## [Material provided]

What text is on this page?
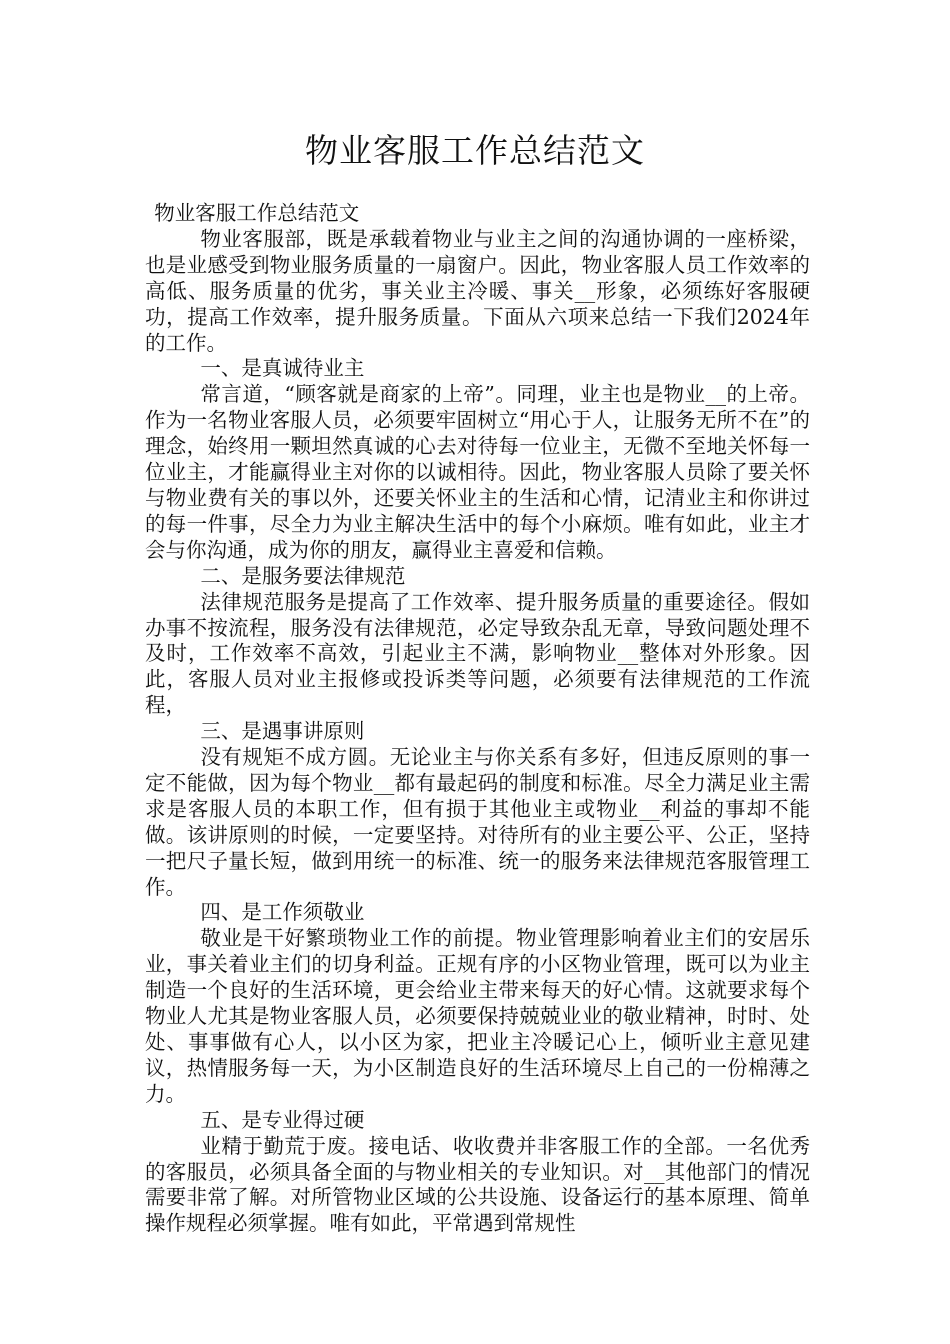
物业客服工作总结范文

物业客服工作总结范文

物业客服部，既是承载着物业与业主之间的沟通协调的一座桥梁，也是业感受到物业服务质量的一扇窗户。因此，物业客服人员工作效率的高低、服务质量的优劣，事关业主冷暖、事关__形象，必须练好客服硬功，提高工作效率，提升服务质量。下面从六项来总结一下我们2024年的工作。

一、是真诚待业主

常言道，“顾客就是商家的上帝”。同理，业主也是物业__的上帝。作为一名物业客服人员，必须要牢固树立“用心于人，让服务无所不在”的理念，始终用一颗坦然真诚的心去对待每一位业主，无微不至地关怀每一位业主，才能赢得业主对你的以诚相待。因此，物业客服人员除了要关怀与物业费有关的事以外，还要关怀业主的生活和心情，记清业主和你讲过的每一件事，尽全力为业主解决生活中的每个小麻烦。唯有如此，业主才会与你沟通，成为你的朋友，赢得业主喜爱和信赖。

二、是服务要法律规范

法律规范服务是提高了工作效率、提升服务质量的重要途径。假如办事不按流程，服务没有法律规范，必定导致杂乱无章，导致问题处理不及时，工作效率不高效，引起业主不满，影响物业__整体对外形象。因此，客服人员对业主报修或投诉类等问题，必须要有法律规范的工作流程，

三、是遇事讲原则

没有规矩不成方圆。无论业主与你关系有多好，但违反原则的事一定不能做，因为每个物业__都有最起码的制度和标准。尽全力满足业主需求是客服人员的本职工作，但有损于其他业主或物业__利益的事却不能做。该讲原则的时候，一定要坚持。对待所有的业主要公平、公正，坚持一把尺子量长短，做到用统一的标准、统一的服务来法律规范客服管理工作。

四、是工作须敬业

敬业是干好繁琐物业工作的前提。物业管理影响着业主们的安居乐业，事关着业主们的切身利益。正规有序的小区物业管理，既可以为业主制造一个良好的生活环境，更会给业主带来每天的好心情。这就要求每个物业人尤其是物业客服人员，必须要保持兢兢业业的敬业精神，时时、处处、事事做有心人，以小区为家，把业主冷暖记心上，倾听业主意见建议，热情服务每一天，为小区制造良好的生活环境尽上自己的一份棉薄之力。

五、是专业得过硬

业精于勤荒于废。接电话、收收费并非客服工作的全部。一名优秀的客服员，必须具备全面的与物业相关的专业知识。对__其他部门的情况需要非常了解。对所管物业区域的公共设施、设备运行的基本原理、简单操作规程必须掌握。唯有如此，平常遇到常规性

* * *

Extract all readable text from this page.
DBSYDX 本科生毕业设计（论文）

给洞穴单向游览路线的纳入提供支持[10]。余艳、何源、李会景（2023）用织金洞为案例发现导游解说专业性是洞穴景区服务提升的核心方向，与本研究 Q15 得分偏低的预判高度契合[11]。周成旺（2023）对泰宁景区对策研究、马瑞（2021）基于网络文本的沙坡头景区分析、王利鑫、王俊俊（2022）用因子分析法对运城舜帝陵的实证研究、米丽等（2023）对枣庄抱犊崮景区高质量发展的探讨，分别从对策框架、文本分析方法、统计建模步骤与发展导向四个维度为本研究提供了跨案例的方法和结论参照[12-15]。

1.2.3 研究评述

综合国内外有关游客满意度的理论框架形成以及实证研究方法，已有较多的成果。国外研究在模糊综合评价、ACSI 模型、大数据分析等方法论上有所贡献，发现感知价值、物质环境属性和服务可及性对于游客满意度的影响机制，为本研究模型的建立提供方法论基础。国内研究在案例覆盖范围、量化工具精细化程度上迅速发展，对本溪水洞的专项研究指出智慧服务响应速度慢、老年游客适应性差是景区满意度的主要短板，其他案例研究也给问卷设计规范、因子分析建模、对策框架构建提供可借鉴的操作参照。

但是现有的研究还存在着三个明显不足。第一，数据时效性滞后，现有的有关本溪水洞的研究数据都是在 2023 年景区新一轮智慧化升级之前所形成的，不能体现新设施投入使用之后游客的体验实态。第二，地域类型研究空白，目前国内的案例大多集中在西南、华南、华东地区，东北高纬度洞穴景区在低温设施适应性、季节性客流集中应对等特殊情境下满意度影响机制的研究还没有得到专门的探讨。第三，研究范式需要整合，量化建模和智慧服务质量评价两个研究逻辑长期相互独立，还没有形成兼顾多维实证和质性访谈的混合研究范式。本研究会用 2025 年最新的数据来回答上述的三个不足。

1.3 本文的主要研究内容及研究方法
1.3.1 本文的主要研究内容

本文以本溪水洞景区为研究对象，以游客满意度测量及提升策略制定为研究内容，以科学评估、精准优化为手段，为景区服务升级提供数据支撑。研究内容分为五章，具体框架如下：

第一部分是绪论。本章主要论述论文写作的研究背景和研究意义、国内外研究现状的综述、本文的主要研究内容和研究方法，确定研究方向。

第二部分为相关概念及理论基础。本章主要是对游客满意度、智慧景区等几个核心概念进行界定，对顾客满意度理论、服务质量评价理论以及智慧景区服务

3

==

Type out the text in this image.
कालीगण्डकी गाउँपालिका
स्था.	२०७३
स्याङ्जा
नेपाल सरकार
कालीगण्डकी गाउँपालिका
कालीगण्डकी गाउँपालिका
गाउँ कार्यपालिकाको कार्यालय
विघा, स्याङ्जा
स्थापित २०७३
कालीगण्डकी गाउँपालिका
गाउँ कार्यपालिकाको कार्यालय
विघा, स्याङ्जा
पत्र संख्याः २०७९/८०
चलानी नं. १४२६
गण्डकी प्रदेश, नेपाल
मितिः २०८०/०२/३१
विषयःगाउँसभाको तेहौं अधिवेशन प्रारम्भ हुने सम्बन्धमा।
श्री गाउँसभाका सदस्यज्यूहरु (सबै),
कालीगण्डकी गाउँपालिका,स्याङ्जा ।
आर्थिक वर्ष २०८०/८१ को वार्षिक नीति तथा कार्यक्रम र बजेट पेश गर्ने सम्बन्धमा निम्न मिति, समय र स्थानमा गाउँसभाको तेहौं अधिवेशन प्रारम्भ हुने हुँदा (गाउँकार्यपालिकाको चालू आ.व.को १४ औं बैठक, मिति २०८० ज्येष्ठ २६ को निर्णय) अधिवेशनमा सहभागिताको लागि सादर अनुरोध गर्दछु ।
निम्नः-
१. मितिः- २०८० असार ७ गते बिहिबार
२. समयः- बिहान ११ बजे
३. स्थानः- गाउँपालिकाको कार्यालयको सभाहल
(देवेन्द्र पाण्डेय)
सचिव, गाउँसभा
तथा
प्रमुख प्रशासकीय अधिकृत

## [Exercise brief]
What is the number of lines in the listing above that contain the string "page"? Give only the number.

## [Result]
2